*** Record list

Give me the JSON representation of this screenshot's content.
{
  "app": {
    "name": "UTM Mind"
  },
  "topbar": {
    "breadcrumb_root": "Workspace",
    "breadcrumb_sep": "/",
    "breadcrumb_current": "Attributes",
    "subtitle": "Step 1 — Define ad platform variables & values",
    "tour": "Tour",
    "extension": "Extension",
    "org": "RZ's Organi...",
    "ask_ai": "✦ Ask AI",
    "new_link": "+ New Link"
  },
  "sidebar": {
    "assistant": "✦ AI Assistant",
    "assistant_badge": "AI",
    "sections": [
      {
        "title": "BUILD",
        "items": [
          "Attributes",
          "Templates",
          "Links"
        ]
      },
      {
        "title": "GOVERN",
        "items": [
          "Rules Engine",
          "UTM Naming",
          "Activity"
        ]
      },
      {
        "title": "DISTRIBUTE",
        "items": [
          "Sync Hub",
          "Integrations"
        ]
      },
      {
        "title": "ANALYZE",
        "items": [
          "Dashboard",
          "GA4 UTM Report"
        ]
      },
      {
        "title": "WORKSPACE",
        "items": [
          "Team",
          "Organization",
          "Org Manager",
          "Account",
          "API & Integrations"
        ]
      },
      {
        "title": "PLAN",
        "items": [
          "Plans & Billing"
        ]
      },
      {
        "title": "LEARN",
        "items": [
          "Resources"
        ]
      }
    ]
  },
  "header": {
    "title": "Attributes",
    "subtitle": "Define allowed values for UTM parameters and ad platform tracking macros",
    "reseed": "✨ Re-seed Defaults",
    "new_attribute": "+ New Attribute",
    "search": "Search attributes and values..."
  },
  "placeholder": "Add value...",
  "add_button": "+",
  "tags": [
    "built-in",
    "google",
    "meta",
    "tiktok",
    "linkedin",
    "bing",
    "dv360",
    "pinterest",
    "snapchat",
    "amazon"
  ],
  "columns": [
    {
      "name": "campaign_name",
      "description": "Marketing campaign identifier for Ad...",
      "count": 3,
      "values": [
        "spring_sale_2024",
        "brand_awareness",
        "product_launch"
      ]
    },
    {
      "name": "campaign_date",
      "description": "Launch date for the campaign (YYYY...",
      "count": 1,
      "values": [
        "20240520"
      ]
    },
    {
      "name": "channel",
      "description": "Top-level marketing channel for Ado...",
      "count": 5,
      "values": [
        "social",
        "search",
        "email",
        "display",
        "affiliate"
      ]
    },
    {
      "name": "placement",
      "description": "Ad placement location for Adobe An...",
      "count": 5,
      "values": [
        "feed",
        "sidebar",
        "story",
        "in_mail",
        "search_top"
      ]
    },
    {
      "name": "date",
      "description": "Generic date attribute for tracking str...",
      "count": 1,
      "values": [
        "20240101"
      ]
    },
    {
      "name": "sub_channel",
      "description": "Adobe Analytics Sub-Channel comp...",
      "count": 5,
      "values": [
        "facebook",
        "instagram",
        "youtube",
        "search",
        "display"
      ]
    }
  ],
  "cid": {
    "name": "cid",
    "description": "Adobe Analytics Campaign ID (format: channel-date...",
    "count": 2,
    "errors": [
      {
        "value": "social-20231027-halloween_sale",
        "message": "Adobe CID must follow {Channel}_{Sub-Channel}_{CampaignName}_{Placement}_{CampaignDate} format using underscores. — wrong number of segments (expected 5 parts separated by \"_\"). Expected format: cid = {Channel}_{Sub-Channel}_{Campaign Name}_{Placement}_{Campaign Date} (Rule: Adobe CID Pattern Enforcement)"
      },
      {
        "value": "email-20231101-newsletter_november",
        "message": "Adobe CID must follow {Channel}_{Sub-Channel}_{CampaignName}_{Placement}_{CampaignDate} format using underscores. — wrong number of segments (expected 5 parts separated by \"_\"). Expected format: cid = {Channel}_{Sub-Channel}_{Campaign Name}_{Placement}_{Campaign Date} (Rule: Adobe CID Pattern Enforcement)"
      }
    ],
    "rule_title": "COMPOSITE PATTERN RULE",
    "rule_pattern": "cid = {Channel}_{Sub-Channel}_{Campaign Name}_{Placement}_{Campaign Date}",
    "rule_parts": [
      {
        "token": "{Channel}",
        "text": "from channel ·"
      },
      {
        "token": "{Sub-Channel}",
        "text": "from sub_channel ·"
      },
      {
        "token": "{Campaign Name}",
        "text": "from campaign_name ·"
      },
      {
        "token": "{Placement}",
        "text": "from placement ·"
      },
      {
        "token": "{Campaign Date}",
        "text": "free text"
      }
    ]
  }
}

******

**Problem description**.
Nothing in the listing may be changed; retype it all exactly.

**Exercise answer**.
Give me the JSON representation of this screenshot's content.
{
  "app": {
    "name": "UTM Mind"
  },
  "topbar": {
    "breadcrumb_root": "Workspace",
    "breadcrumb_sep": "/",
    "breadcrumb_current": "Attributes",
    "subtitle": "Step 1 — Define ad platform variables & values",
    "tour": "Tour",
    "extension": "Extension",
    "org": "RZ's Organi...",
    "ask_ai": "✦ Ask AI",
    "new_link": "+ New Link"
  },
  "sidebar": {
    "assistant": "✦ AI Assistant",
    "assistant_badge": "AI",
    "sections": [
      {
        "title": "BUILD",
        "items": [
          "Attributes",
          "Templates",
          "Links"
        ]
      },
      {
        "title": "GOVERN",
        "items": [
          "Rules Engine",
          "UTM Naming",
          "Activity"
        ]
      },
      {
        "title": "DISTRIBUTE",
        "items": [
          "Sync Hub",
          "Integrations"
        ]
      },
      {
        "title": "ANALYZE",
        "items": [
          "Dashboard",
          "GA4 UTM Report"
        ]
      },
      {
        "title": "WORKSPACE",
        "items": [
          "Team",
          "Organization",
          "Org Manager",
          "Account",
          "API & Integrations"
        ]
      },
      {
        "title": "PLAN",
        "items": [
          "Plans & Billing"
        ]
      },
      {
        "title": "LEARN",
        "items": [
          "Resources"
        ]
      }
    ]
  },
  "header": {
    "title": "Attributes",
    "subtitle": "Define allowed values for UTM parameters and ad platform tracking macros",
    "reseed": "✨ Re-seed Defaults",
    "new_attribute": "+ New Attribute",
    "search": "Search attributes and values..."
  },
  "placeholder": "Add value...",
  "add_button": "+",
  "tags": [
    "built-in",
    "google",
    "meta",
    "tiktok",
    "linkedin",
    "bing",
    "dv360",
    "pinterest",
    "snapchat",
    "amazon"
  ],
  "columns": [
    {
      "name": "campaign_name",
      "description": "Marketing campaign identifier for Ad...",
      "count": 3,
      "values": [
        "spring_sale_2024",
        "brand_awareness",
        "product_launch"
      ]
    },
    {
      "name": "campaign_date",
      "description": "Launch date for the campaign (YYYY...",
      "count": 1,
      "values": [
        "20240520"
      ]
    },
    {
      "name": "channel",
      "description": "Top-level marketing channel for Ado...",
      "count": 5,
      "values": [
        "social",
        "search",
        "email",
        "display",
        "affiliate"
      ]
    },
    {
      "name": "placement",
      "description": "Ad placement location for Adobe An...",
      "count": 5,
      "values": [
        "feed",
        "sidebar",
        "story",
        "in_mail",
        "search_top"
      ]
    },
    {
      "name": "date",
      "description": "Generic date attribute for tracking str...",
      "count": 1,
      "values": [
        "20240101"
      ]
    },
    {
      "name": "sub_channel",
      "description": "Adobe Analytics Sub-Channel comp...",
      "count": 5,
      "values": [
        "facebook",
        "instagram",
        "youtube",
        "search",
        "display"
      ]
    }
  ],
  "cid": {
    "name": "cid",
    "description": "Adobe Analytics Campaign ID (format: channel-date...",
    "count": 2,
    "errors": [
      {
        "value": "social-20231027-halloween_sale",
        "message": "Adobe CID must follow {Channel}_{Sub-Channel}_{CampaignName}_{Placement}_{CampaignDate} format using underscores. — wrong number of segments (expected 5 parts separated by \"_\"). Expected format: cid = {Channel}_{Sub-Channel}_{Campaign Name}_{Placement}_{Campaign Date} (Rule: Adobe CID Pattern Enforcement)"
      },
      {
        "value": "email-20231101-newsletter_november",
        "message": "Adobe CID must follow {Channel}_{Sub-Channel}_{CampaignName}_{Placement}_{CampaignDate} format using underscores. — wrong number of segments (expected 5 parts separated by \"_\"). Expected format: cid = {Channel}_{Sub-Channel}_{Campaign Name}_{Placement}_{Campaign Date} (Rule: Adobe CID Pattern Enforcement)"
      }
    ],
    "rule_title": "COMPOSITE PATTERN RULE",
    "rule_pattern": "cid = {Channel}_{Sub-Channel}_{Campaign Name}_{Placement}_{Campaign Date}",
    "rule_parts": [
      {
        "token": "{Channel}",
        "text": "from channel ·"
      },
      {
        "token": "{Sub-Channel}",
        "text": "from sub_channel ·"
      },
      {
        "token": "{Campaign Name}",
        "text": "from campaign_name ·"
      },
      {
        "token": "{Placement}",
        "text": "from placement ·"
      },
      {
        "token": "{Campaign Date}",
        "text": "free text"
      }
    ]
  }
}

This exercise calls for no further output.